Dataset records:
::::::::::
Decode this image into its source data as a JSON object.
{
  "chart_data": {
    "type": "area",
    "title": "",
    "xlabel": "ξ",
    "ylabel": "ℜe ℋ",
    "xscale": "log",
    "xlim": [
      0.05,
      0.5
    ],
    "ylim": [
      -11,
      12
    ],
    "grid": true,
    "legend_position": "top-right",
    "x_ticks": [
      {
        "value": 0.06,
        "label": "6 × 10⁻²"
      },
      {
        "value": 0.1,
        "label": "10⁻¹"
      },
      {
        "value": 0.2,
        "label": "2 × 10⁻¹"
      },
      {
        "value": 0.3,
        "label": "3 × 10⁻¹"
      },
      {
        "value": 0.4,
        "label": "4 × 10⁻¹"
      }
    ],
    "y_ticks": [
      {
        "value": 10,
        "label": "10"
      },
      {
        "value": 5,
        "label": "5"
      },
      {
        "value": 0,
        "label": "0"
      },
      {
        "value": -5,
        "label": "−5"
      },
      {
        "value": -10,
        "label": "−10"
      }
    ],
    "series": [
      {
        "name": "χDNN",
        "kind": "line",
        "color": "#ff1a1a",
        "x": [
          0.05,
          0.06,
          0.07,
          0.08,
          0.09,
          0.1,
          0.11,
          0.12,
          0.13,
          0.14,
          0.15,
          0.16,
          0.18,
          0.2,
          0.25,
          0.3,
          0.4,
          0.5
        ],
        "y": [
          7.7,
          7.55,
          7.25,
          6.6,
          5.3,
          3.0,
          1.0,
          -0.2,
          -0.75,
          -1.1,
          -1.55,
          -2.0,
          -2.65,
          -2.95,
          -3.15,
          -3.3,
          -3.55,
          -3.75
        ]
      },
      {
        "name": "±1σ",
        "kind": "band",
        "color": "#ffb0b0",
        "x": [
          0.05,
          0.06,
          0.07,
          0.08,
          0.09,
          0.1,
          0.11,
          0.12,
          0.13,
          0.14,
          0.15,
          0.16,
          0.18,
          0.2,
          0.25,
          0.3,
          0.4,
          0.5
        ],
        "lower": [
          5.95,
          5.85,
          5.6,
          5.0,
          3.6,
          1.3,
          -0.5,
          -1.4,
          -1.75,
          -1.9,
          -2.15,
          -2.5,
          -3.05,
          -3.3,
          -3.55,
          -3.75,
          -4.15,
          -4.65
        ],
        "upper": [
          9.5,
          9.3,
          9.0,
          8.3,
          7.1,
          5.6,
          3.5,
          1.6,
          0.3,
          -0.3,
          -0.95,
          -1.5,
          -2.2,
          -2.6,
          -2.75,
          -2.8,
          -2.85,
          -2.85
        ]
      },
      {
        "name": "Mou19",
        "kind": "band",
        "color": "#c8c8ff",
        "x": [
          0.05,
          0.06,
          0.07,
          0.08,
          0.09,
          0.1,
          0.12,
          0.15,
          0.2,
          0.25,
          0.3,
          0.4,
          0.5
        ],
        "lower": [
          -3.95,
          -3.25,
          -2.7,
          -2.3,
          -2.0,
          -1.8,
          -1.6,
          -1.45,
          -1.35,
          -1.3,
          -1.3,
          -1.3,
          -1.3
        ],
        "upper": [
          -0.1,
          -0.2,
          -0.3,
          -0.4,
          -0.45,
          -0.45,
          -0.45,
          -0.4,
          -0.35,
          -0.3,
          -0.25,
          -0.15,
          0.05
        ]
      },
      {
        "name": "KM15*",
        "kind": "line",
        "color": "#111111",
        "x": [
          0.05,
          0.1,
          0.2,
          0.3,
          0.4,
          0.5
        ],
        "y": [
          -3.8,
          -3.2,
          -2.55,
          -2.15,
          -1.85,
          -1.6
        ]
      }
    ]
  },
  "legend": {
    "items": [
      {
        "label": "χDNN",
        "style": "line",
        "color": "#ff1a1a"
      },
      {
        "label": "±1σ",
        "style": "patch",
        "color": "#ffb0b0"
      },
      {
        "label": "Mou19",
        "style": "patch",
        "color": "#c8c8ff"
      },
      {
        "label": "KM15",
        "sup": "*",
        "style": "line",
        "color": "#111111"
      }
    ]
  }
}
::::::::::
## Work to be completed
Would you reproduce all the entries exactly?

## Full answer
Decode this image into its source data as a JSON object.
{
  "chart_data": {
    "type": "area",
    "title": "",
    "xlabel": "ξ",
    "ylabel": "ℜe ℋ",
    "xscale": "log",
    "xlim": [
      0.05,
      0.5
    ],
    "ylim": [
      -11,
      12
    ],
    "grid": true,
    "legend_position": "top-right",
    "x_ticks": [
      {
        "value": 0.06,
        "label": "6 × 10⁻²"
      },
      {
        "value": 0.1,
        "label": "10⁻¹"
      },
      {
        "value": 0.2,
        "label": "2 × 10⁻¹"
      },
      {
        "value": 0.3,
        "label": "3 × 10⁻¹"
      },
      {
        "value": 0.4,
        "label": "4 × 10⁻¹"
      }
    ],
    "y_ticks": [
      {
        "value": 10,
        "label": "10"
      },
      {
        "value": 5,
        "label": "5"
      },
      {
        "value": 0,
        "label": "0"
      },
      {
        "value": -5,
        "label": "−5"
      },
      {
        "value": -10,
        "label": "−10"
      }
    ],
    "series": [
      {
        "name": "χDNN",
        "kind": "line",
        "color": "#ff1a1a",
        "x": [
          0.05,
          0.06,
          0.07,
          0.08,
          0.09,
          0.1,
          0.11,
          0.12,
          0.13,
          0.14,
          0.15,
          0.16,
          0.18,
          0.2,
          0.25,
          0.3,
          0.4,
          0.5
        ],
        "y": [
          7.7,
          7.55,
          7.25,
          6.6,
          5.3,
          3.0,
          1.0,
          -0.2,
          -0.75,
          -1.1,
          -1.55,
          -2.0,
          -2.65,
          -2.95,
          -3.15,
          -3.3,
          -3.55,
          -3.75
        ]
      },
      {
        "name": "±1σ",
        "kind": "band",
        "color": "#ffb0b0",
        "x": [
          0.05,
          0.06,
          0.07,
          0.08,
          0.09,
          0.1,
          0.11,
          0.12,
          0.13,
          0.14,
          0.15,
          0.16,
          0.18,
          0.2,
          0.25,
          0.3,
          0.4,
          0.5
        ],
        "lower": [
          5.95,
          5.85,
          5.6,
          5.0,
          3.6,
          1.3,
          -0.5,
          -1.4,
          -1.75,
          -1.9,
          -2.15,
          -2.5,
          -3.05,
          -3.3,
          -3.55,
          -3.75,
          -4.15,
          -4.65
        ],
        "upper": [
          9.5,
          9.3,
          9.0,
          8.3,
          7.1,
          5.6,
          3.5,
          1.6,
          0.3,
          -0.3,
          -0.95,
          -1.5,
          -2.2,
          -2.6,
          -2.75,
          -2.8,
          -2.85,
          -2.85
        ]
      },
      {
        "name": "Mou19",
        "kind": "band",
        "color": "#c8c8ff",
        "x": [
          0.05,
          0.06,
          0.07,
          0.08,
          0.09,
          0.1,
          0.12,
          0.15,
          0.2,
          0.25,
          0.3,
          0.4,
          0.5
        ],
        "lower": [
          -3.95,
          -3.25,
          -2.7,
          -2.3,
          -2.0,
          -1.8,
          -1.6,
          -1.45,
          -1.35,
          -1.3,
          -1.3,
          -1.3,
          -1.3
        ],
        "upper": [
          -0.1,
          -0.2,
          -0.3,
          -0.4,
          -0.45,
          -0.45,
          -0.45,
          -0.4,
          -0.35,
          -0.3,
          -0.25,
          -0.15,
          0.05
        ]
      },
      {
        "name": "KM15*",
        "kind": "line",
        "color": "#111111",
        "x": [
          0.05,
          0.1,
          0.2,
          0.3,
          0.4,
          0.5
        ],
        "y": [
          -3.8,
          -3.2,
          -2.55,
          -2.15,
          -1.85,
          -1.6
        ]
      }
    ]
  },
  "legend": {
    "items": [
      {
        "label": "χDNN",
        "style": "line",
        "color": "#ff1a1a"
      },
      {
        "label": "±1σ",
        "style": "patch",
        "color": "#ffb0b0"
      },
      {
        "label": "Mou19",
        "style": "patch",
        "color": "#c8c8ff"
      },
      {
        "label": "KM15",
        "sup": "*",
        "style": "line",
        "color": "#111111"
      }
    ]
  }
}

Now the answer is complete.